■ Exercise details
In the listing that follows, count every line with the word "SlimLine" in it and write only the total.

■ Given records
begin

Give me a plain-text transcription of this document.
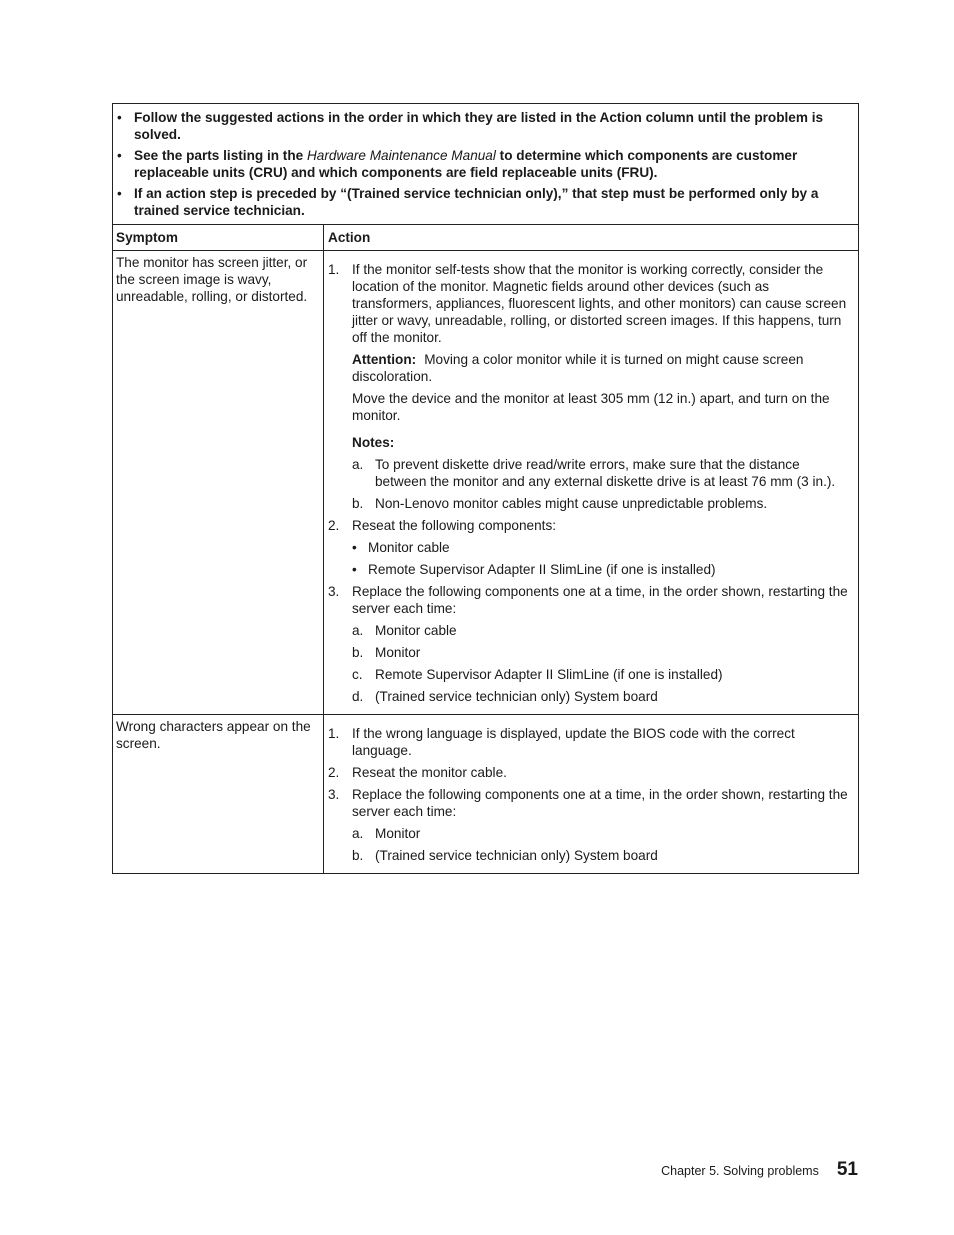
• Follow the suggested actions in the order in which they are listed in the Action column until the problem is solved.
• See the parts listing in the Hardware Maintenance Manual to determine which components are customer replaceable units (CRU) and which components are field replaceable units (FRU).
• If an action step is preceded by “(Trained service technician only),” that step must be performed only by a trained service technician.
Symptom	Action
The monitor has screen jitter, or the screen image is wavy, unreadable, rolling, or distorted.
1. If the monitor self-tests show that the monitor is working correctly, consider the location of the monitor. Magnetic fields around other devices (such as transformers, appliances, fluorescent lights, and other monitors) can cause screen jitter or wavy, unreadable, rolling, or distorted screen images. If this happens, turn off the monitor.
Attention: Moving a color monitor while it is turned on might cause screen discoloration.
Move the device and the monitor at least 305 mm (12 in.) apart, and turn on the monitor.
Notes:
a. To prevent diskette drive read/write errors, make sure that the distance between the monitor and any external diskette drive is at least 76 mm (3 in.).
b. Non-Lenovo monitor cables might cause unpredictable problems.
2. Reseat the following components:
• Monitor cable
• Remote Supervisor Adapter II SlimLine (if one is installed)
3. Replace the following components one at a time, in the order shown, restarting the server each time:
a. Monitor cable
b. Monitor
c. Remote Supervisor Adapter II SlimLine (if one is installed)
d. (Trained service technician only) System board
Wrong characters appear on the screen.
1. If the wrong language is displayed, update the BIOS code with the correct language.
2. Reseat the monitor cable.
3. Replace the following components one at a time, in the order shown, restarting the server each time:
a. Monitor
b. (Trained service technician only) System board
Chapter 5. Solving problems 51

end

■ Written response
2